Given request: Quote all of the entries word for word.

Data excerpts:
»»

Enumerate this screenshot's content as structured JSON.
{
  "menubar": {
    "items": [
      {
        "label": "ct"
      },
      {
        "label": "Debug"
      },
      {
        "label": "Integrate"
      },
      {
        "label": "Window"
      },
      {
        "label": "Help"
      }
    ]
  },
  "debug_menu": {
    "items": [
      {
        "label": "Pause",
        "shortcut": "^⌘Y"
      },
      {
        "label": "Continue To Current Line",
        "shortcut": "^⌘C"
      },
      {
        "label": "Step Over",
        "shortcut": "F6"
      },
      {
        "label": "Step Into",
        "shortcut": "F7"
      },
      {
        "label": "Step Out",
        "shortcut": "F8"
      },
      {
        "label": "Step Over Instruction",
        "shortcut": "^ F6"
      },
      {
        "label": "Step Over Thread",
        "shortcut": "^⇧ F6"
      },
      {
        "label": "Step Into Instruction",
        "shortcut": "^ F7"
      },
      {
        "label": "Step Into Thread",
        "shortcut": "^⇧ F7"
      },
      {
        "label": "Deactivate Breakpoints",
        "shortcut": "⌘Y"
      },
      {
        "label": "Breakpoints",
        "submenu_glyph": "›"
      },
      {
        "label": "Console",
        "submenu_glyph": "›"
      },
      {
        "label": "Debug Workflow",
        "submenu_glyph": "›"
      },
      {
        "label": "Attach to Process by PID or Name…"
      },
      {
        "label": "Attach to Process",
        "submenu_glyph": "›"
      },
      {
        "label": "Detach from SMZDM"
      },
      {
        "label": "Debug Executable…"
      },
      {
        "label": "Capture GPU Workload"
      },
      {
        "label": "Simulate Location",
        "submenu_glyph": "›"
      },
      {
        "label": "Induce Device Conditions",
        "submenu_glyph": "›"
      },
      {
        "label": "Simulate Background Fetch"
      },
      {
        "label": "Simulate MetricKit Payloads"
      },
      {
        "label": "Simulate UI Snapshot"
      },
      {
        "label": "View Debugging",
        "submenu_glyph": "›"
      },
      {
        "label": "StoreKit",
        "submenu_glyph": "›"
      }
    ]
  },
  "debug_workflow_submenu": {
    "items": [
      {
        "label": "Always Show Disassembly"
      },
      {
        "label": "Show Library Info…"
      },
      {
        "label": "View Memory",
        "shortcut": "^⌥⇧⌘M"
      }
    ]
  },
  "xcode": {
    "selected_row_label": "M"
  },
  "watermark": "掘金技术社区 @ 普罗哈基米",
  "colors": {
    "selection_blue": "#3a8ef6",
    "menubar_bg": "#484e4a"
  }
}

««

Correct answer:
Enumerate this screenshot's content as structured JSON.
{
  "menubar": {
    "items": [
      {
        "label": "ct"
      },
      {
        "label": "Debug"
      },
      {
        "label": "Integrate"
      },
      {
        "label": "Window"
      },
      {
        "label": "Help"
      }
    ]
  },
  "debug_menu": {
    "items": [
      {
        "label": "Pause",
        "shortcut": "^⌘Y"
      },
      {
        "label": "Continue To Current Line",
        "shortcut": "^⌘C"
      },
      {
        "label": "Step Over",
        "shortcut": "F6"
      },
      {
        "label": "Step Into",
        "shortcut": "F7"
      },
      {
        "label": "Step Out",
        "shortcut": "F8"
      },
      {
        "label": "Step Over Instruction",
        "shortcut": "^ F6"
      },
      {
        "label": "Step Over Thread",
        "shortcut": "^⇧ F6"
      },
      {
        "label": "Step Into Instruction",
        "shortcut": "^ F7"
      },
      {
        "label": "Step Into Thread",
        "shortcut": "^⇧ F7"
      },
      {
        "label": "Deactivate Breakpoints",
        "shortcut": "⌘Y"
      },
      {
        "label": "Breakpoints",
        "submenu_glyph": "›"
      },
      {
        "label": "Console",
        "submenu_glyph": "›"
      },
      {
        "label": "Debug Workflow",
        "submenu_glyph": "›"
      },
      {
        "label": "Attach to Process by PID or Name…"
      },
      {
        "label": "Attach to Process",
        "submenu_glyph": "›"
      },
      {
        "label": "Detach from SMZDM"
      },
      {
        "label": "Debug Executable…"
      },
      {
        "label": "Capture GPU Workload"
      },
      {
        "label": "Simulate Location",
        "submenu_glyph": "›"
      },
      {
        "label": "Induce Device Conditions",
        "submenu_glyph": "›"
      },
      {
        "label": "Simulate Background Fetch"
      },
      {
        "label": "Simulate MetricKit Payloads"
      },
      {
        "label": "Simulate UI Snapshot"
      },
      {
        "label": "View Debugging",
        "submenu_glyph": "›"
      },
      {
        "label": "StoreKit",
        "submenu_glyph": "›"
      }
    ]
  },
  "debug_workflow_submenu": {
    "items": [
      {
        "label": "Always Show Disassembly"
      },
      {
        "label": "Show Library Info…"
      },
      {
        "label": "View Memory",
        "shortcut": "^⌥⇧⌘M"
      }
    ]
  },
  "xcode": {
    "selected_row_label": "M"
  },
  "watermark": "掘金技术社区 @ 普罗哈基米",
  "colors": {
    "selection_blue": "#3a8ef6",
    "menubar_bg": "#484e4a"
  }
}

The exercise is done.